Data excerpts:
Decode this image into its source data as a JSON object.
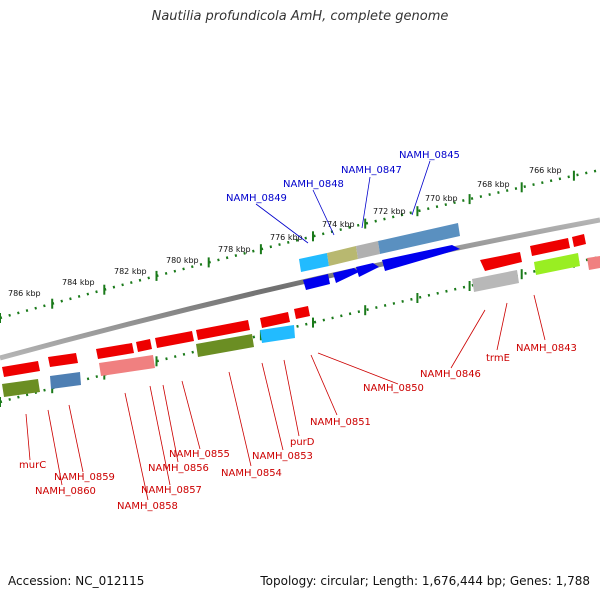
{
  "header": {
    "title": "Nautilia profundicola AmH, complete genome"
  },
  "footer": {
    "accession": "Accession: NC_012115",
    "summary": "Topology: circular; Length: 1,676,444 bp; Genes: 1,788"
  },
  "scale_labels": [
    "766 kbp",
    "768 kbp",
    "770 kbp",
    "772 kbp",
    "774 kbp",
    "776 kbp",
    "778 kbp",
    "780 kbp",
    "782 kbp",
    "784 kbp",
    "786 kbp"
  ],
  "forward_gene_labels": [
    "NAMH_0845",
    "NAMH_0847",
    "NAMH_0848",
    "NAMH_0849"
  ],
  "reverse_gene_labels": [
    "NAMH_0843",
    "trmE",
    "NAMH_0846",
    "NAMH_0850",
    "NAMH_0851",
    "purD",
    "NAMH_0853",
    "NAMH_0854",
    "NAMH_0855",
    "NAMH_0856",
    "NAMH_0857",
    "NAMH_0858",
    "NAMH_0859",
    "NAMH_0860",
    "murC"
  ],
  "colors": {
    "forward_label": "#0000cc",
    "reverse_label": "#cc0000",
    "cds_forward": "#0000ee",
    "cds_reverse": "#ee0000",
    "scale_ticks": "#1a7a1a",
    "backbone": "#808080"
  }
}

- WHAT TO DO
Copy the records exactly as they appear, leaving every picture out.

- FINISHED EXERCISE
Decode this image into its source data as a JSON object.
{
  "header": {
    "title": "Nautilia profundicola AmH, complete genome"
  },
  "footer": {
    "accession": "Accession: NC_012115",
    "summary": "Topology: circular; Length: 1,676,444 bp; Genes: 1,788"
  },
  "scale_labels": [
    "766 kbp",
    "768 kbp",
    "770 kbp",
    "772 kbp",
    "774 kbp",
    "776 kbp",
    "778 kbp",
    "780 kbp",
    "782 kbp",
    "784 kbp",
    "786 kbp"
  ],
  "forward_gene_labels": [
    "NAMH_0845",
    "NAMH_0847",
    "NAMH_0848",
    "NAMH_0849"
  ],
  "reverse_gene_labels": [
    "NAMH_0843",
    "trmE",
    "NAMH_0846",
    "NAMH_0850",
    "NAMH_0851",
    "purD",
    "NAMH_0853",
    "NAMH_0854",
    "NAMH_0855",
    "NAMH_0856",
    "NAMH_0857",
    "NAMH_0858",
    "NAMH_0859",
    "NAMH_0860",
    "murC"
  ],
  "colors": {
    "forward_label": "#0000cc",
    "reverse_label": "#cc0000",
    "cds_forward": "#0000ee",
    "cds_reverse": "#ee0000",
    "scale_ticks": "#1a7a1a",
    "backbone": "#808080"
  }
}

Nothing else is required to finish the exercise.